***** MATERIAL PROVIDED *****
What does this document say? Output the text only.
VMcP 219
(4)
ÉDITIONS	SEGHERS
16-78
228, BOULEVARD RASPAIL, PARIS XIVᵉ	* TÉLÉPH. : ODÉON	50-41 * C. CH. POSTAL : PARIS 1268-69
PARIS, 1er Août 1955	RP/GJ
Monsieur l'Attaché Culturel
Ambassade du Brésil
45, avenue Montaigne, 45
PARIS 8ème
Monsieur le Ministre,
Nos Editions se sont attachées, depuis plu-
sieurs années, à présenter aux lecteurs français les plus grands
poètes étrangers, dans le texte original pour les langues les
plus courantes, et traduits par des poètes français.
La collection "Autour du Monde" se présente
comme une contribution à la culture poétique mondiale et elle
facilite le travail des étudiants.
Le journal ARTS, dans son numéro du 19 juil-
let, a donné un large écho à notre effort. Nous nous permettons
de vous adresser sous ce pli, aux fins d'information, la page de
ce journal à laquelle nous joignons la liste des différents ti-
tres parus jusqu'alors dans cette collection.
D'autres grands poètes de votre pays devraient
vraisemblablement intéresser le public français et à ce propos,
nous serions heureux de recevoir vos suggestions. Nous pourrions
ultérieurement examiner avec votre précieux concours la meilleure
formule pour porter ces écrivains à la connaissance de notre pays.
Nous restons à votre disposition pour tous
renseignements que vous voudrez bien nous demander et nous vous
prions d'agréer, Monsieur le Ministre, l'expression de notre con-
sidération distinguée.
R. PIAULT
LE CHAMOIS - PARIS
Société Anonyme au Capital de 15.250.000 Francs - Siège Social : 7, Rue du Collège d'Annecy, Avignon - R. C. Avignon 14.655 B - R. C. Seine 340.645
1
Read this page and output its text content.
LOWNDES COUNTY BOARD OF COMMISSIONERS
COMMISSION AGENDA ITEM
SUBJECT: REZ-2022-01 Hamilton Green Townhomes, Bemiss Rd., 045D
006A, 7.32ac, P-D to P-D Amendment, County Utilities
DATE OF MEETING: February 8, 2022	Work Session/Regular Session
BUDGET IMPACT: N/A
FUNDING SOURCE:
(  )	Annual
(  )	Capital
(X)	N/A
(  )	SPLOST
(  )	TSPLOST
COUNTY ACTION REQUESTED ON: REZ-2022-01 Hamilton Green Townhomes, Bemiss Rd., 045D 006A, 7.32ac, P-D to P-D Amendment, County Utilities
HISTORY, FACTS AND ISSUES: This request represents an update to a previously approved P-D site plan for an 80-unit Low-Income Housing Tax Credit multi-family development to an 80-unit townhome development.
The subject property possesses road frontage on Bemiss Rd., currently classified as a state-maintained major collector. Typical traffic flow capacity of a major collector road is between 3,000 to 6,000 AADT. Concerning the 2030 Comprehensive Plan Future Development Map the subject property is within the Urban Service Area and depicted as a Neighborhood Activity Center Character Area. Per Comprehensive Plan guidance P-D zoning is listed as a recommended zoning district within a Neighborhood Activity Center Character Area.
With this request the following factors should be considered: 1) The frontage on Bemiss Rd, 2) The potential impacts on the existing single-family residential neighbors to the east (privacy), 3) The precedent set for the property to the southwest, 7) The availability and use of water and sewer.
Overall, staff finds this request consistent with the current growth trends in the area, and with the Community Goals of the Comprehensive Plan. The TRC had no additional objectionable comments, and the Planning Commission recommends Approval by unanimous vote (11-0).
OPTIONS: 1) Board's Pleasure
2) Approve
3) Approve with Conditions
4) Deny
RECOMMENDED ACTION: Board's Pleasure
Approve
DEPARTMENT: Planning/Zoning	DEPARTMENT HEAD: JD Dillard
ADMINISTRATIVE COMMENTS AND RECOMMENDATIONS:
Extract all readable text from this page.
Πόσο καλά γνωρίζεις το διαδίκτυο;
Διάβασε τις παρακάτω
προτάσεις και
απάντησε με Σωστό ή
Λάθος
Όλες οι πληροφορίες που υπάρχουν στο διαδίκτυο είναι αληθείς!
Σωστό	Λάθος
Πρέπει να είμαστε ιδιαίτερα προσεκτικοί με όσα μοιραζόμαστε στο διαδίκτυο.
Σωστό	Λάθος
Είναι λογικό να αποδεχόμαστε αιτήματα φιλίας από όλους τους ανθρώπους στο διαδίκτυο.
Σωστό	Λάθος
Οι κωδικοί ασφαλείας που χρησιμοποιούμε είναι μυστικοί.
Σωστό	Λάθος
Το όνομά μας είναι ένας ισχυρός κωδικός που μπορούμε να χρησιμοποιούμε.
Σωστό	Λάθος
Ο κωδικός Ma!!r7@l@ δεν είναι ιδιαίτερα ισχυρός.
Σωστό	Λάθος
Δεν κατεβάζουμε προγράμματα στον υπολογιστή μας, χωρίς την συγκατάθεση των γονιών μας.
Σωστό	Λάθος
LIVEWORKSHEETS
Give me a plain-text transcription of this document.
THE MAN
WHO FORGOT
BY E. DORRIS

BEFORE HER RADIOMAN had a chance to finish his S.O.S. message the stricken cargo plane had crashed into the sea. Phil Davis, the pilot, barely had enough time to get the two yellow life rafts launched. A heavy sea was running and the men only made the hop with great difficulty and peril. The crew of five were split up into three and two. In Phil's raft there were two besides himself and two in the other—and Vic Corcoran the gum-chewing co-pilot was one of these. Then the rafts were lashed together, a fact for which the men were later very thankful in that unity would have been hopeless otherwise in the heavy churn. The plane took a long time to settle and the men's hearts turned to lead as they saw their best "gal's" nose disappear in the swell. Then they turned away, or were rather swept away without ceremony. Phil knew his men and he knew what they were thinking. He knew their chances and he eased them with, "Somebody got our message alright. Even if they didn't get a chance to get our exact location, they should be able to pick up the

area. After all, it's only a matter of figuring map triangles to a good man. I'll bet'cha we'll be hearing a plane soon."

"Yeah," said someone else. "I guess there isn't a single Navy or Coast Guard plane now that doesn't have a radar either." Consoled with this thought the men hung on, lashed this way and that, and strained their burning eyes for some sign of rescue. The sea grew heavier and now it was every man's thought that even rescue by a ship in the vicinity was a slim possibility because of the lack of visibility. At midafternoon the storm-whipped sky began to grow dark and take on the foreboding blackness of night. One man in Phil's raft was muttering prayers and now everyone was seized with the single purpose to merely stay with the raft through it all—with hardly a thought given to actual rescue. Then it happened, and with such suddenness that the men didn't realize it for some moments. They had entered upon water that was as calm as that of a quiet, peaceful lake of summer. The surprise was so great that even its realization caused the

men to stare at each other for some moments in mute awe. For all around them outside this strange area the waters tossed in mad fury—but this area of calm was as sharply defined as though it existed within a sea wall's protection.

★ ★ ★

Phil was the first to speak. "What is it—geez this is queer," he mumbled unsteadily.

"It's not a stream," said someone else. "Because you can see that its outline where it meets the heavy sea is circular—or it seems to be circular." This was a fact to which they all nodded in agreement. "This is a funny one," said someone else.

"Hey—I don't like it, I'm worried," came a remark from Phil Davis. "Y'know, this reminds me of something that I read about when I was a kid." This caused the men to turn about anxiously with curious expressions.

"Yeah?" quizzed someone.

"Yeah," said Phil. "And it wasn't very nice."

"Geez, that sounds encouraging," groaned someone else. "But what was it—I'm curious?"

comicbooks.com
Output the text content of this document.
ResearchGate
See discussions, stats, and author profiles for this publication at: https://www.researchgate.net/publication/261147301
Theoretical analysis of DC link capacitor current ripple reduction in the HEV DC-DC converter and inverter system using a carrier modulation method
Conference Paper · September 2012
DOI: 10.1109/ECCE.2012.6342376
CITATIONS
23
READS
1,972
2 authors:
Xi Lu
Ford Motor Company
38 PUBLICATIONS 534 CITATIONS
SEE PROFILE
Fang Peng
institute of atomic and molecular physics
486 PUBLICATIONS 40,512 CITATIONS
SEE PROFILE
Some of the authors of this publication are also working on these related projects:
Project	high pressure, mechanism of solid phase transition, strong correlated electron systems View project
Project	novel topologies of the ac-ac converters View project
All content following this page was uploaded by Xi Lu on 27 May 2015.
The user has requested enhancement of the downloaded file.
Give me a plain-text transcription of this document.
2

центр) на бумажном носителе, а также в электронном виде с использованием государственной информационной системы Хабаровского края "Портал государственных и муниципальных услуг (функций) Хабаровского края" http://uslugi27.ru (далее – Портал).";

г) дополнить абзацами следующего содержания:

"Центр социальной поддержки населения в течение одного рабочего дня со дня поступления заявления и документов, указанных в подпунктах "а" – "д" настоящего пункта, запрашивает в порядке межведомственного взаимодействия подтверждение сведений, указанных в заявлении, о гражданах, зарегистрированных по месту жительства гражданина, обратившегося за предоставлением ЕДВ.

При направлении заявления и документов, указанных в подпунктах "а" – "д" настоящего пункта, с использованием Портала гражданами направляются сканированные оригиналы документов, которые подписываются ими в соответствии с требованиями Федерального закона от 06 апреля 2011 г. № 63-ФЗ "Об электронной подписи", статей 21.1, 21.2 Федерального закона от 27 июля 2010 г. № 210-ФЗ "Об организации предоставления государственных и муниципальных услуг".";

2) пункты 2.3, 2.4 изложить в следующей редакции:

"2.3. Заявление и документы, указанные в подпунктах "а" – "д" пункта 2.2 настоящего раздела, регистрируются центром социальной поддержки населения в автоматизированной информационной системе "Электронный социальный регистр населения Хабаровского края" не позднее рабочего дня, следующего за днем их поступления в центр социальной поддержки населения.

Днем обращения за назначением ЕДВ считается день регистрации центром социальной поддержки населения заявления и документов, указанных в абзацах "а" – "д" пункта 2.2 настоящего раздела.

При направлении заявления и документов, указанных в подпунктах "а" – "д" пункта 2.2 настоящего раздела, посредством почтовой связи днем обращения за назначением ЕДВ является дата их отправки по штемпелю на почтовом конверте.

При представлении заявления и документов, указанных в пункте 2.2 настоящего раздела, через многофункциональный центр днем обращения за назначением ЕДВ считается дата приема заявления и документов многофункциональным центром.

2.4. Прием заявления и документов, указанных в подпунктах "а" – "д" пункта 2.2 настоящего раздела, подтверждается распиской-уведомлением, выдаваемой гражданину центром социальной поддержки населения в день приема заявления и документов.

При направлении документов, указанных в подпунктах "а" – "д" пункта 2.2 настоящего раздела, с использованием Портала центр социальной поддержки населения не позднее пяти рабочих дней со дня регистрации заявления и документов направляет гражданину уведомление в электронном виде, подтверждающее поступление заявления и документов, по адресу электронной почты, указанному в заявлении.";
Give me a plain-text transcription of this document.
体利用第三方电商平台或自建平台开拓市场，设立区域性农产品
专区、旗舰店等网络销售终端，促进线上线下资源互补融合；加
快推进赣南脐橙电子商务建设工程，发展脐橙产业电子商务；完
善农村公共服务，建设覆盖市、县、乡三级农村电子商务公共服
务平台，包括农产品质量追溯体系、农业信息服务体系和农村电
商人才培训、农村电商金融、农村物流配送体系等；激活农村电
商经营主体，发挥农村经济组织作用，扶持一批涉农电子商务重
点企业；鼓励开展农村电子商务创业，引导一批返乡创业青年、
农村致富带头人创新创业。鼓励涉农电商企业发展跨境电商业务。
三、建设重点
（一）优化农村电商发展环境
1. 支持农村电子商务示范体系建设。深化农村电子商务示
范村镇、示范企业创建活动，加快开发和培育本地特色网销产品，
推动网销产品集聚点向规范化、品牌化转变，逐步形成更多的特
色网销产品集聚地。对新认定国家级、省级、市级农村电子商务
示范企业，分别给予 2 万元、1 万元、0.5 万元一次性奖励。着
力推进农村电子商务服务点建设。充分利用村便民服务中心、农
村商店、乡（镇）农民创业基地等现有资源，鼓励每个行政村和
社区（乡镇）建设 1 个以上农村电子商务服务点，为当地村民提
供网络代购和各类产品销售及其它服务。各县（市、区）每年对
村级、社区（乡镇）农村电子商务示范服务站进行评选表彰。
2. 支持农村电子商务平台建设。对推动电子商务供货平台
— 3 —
*****
CHALLENGE :: Each line in the data that holds the string "Capital" should be found and copied.

ANSWER TO THIS EXERCISE ::
Société Anonyme au Capital de 15.250.000 Francs - Siège Social : 7, Rue du Collège d'Annecy, Avignon - R. C. Avignon 14.655 B - R. C. Seine 340.645
(  )	Capital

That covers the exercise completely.